● **Task to complete**: Identify the lines containing the word "tento". Copy each one.

● **Source data**:
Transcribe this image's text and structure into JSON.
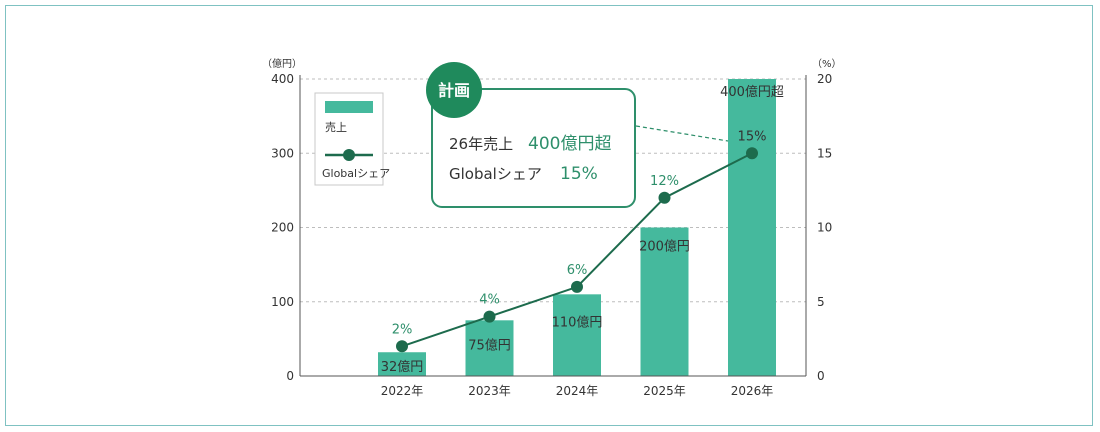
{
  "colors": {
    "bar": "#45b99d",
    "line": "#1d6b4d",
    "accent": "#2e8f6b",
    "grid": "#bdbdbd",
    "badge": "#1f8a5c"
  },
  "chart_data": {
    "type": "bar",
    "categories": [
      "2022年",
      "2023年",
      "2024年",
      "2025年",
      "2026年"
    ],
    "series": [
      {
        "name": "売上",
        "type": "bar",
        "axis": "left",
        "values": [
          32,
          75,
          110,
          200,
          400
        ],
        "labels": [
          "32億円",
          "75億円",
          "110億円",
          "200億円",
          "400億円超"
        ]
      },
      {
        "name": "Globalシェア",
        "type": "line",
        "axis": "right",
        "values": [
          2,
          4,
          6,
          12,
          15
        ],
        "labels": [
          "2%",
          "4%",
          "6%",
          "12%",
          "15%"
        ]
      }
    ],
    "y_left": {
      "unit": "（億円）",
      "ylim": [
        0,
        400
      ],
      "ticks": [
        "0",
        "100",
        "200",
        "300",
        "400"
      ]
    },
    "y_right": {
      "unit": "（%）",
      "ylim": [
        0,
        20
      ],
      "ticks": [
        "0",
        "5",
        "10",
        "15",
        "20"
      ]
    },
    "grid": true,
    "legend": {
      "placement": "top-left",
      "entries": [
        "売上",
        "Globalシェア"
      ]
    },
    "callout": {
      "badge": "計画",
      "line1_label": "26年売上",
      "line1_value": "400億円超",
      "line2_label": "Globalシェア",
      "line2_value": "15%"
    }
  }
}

--

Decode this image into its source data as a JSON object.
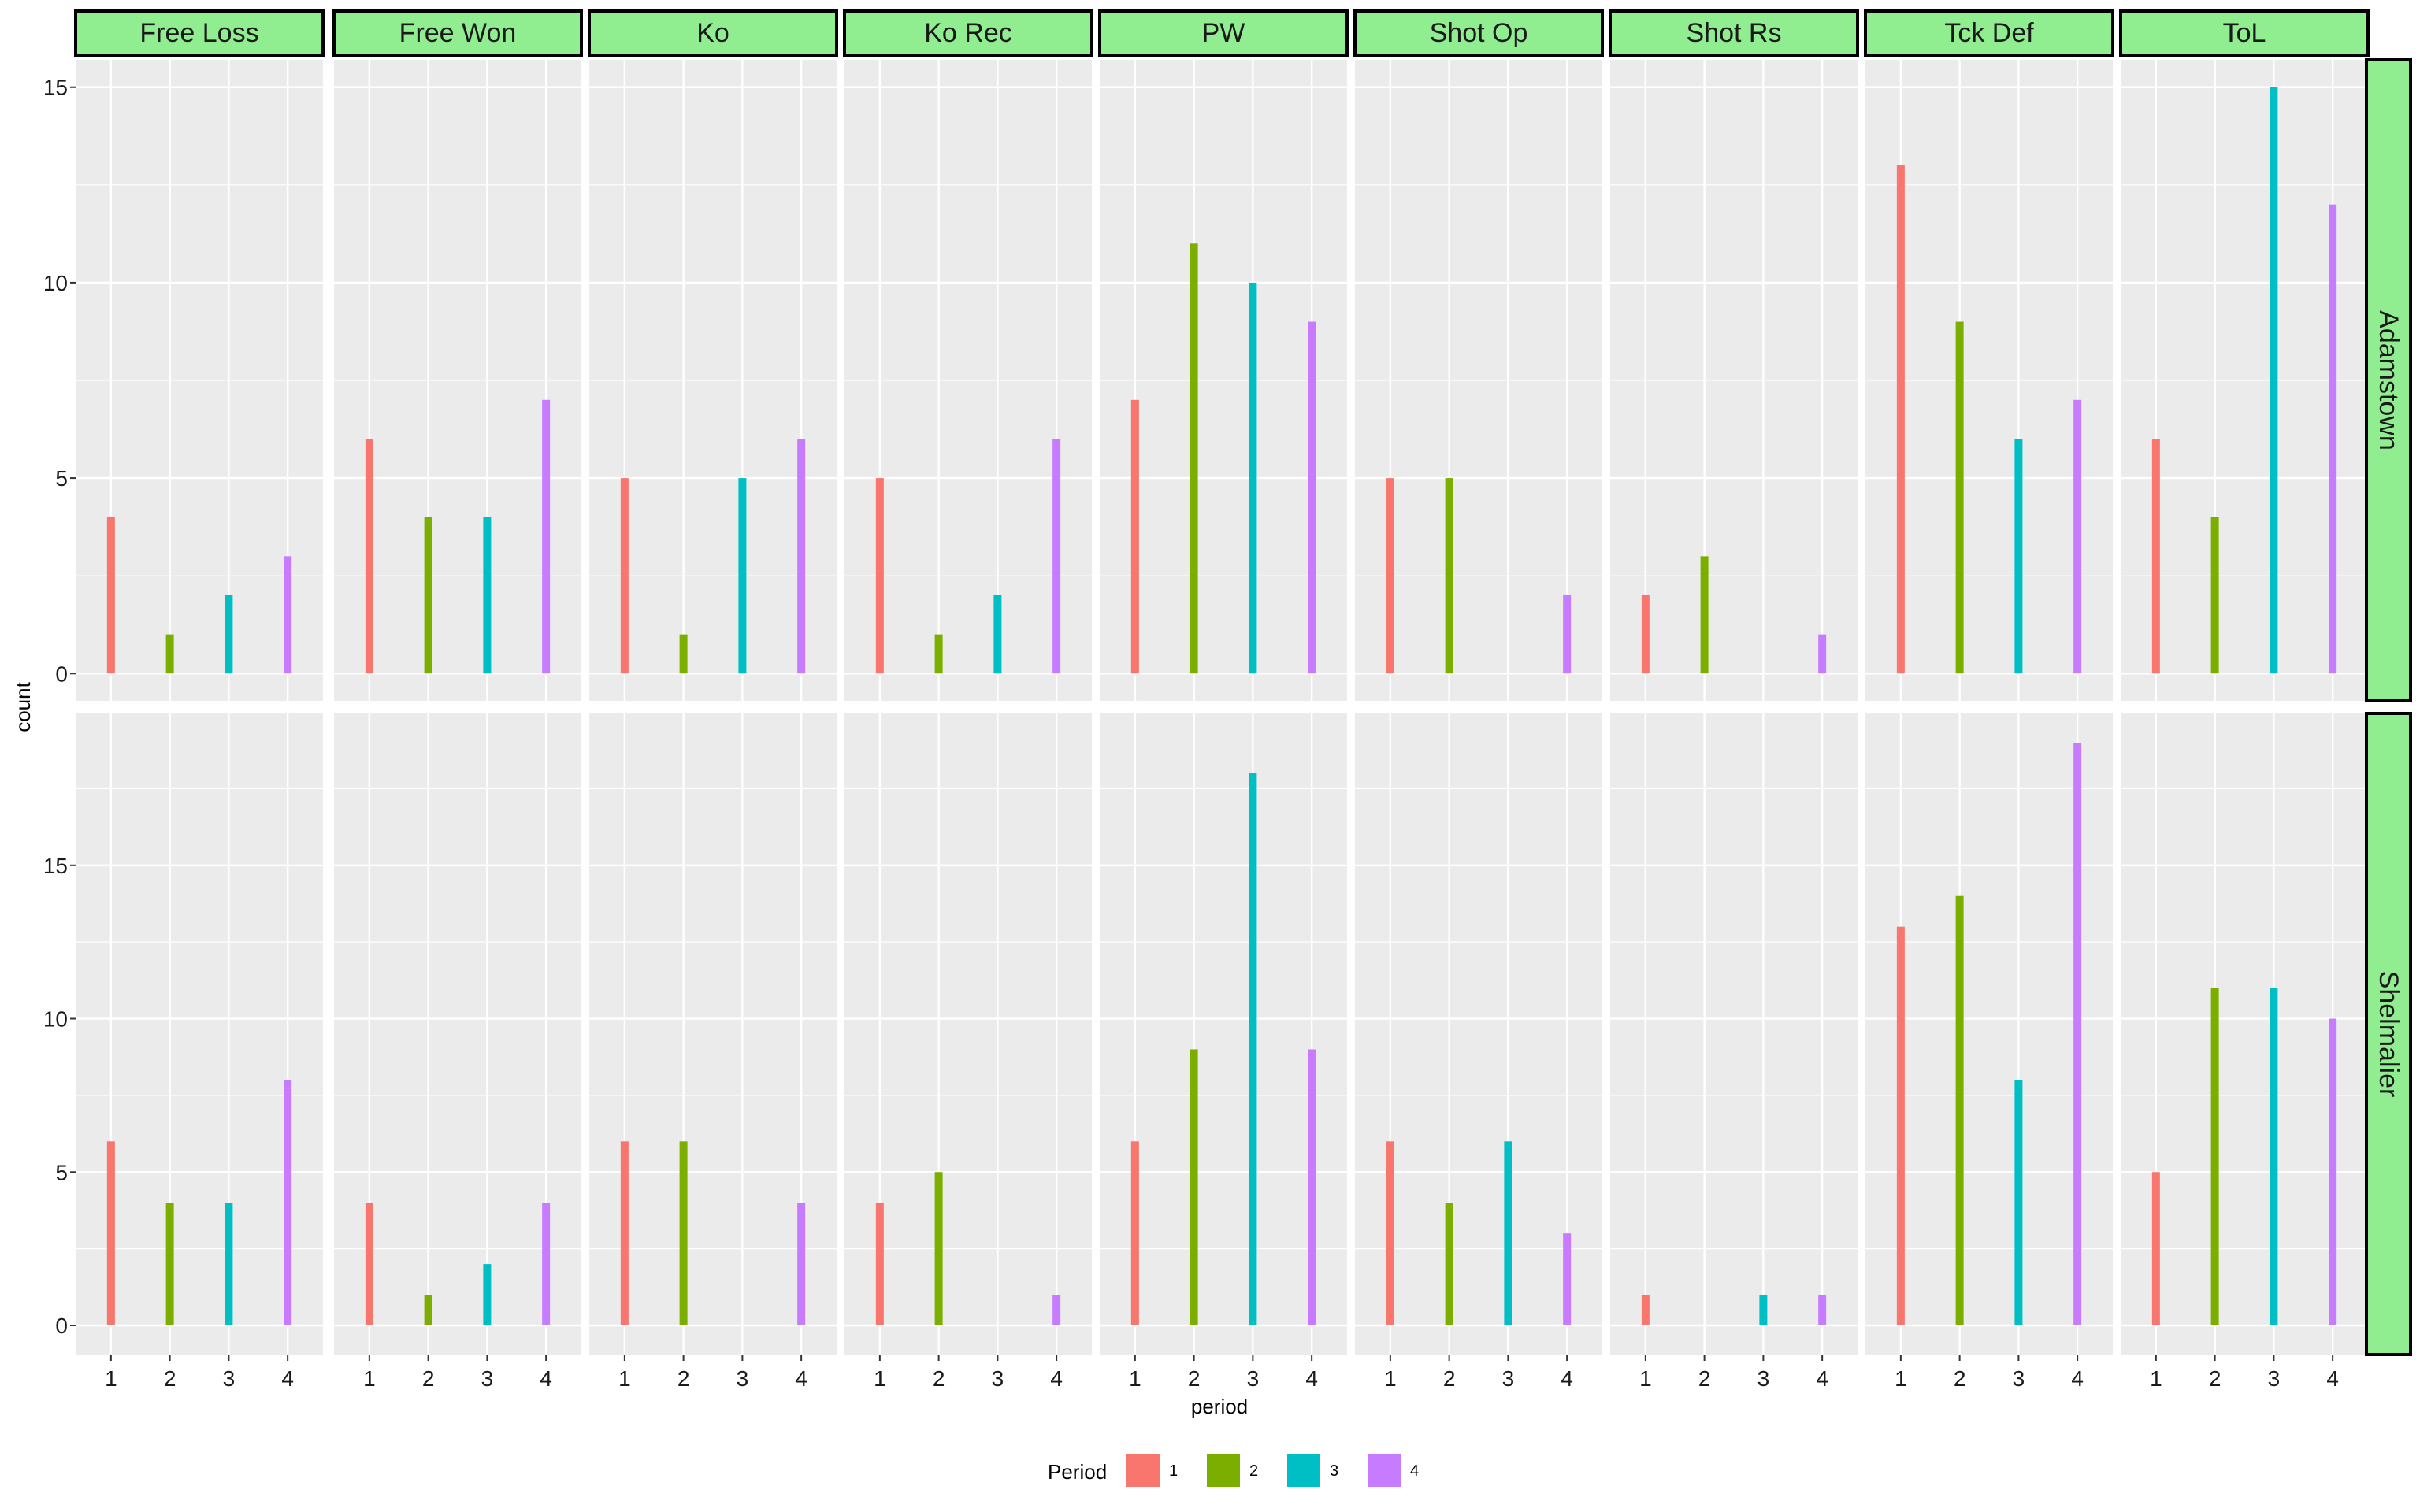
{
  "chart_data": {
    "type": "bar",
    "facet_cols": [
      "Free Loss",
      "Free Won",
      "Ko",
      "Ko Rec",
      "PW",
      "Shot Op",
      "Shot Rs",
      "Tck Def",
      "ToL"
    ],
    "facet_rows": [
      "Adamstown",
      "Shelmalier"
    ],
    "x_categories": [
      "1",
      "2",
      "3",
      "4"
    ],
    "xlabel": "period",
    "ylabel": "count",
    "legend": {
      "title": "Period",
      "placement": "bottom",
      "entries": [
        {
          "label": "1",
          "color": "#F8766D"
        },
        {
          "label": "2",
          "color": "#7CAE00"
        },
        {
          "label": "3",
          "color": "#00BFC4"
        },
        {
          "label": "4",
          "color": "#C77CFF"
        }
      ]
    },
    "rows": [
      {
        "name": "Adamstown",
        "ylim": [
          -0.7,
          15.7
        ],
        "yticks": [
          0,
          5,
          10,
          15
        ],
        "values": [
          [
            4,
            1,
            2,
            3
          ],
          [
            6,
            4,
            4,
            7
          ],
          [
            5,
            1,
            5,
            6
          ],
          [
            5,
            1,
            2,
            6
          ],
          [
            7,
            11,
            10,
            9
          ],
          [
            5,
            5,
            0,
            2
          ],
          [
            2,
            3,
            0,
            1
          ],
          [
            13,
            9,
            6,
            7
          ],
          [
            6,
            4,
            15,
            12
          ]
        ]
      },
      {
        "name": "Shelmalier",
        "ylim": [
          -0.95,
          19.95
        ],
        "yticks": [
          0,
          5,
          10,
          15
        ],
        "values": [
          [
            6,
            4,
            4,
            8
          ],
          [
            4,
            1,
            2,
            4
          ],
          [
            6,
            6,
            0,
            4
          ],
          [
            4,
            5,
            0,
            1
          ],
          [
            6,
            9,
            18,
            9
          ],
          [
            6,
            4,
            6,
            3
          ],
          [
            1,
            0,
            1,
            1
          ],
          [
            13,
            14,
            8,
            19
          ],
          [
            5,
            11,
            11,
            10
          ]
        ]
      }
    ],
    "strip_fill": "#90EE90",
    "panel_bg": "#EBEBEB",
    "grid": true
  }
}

...

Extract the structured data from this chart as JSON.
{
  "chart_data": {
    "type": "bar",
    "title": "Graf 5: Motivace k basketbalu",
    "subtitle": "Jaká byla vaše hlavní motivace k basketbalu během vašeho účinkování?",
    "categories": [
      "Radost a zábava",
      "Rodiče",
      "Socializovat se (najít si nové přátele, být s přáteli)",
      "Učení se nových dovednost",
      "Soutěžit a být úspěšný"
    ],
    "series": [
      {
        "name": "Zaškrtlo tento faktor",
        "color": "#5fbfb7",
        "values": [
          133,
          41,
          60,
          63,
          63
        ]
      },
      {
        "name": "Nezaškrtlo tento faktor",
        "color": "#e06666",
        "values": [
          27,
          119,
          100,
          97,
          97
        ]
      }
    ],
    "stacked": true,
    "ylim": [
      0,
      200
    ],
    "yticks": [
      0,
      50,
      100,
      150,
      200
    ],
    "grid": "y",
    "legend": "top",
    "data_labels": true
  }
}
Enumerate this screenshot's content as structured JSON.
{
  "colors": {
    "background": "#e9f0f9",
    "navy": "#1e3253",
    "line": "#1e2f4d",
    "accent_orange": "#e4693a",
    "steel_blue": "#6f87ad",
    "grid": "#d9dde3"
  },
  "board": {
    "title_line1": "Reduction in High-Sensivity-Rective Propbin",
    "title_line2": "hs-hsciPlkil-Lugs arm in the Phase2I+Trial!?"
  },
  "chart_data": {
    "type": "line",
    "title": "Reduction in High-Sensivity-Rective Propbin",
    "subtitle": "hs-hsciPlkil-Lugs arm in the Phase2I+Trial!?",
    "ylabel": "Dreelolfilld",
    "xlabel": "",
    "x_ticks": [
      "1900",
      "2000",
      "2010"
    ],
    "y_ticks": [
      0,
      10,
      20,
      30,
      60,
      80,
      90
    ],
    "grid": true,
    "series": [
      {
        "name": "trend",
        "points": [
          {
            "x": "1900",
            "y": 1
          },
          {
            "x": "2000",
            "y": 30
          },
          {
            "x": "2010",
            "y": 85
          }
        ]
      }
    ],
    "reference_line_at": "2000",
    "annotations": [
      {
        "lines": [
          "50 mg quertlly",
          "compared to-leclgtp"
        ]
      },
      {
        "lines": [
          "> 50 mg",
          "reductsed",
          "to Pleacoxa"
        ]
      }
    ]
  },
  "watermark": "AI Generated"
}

● **Task response**:
        "name": "Zaškrtlo tento faktor",
        "name": "Nezaškrtlo tento faktor",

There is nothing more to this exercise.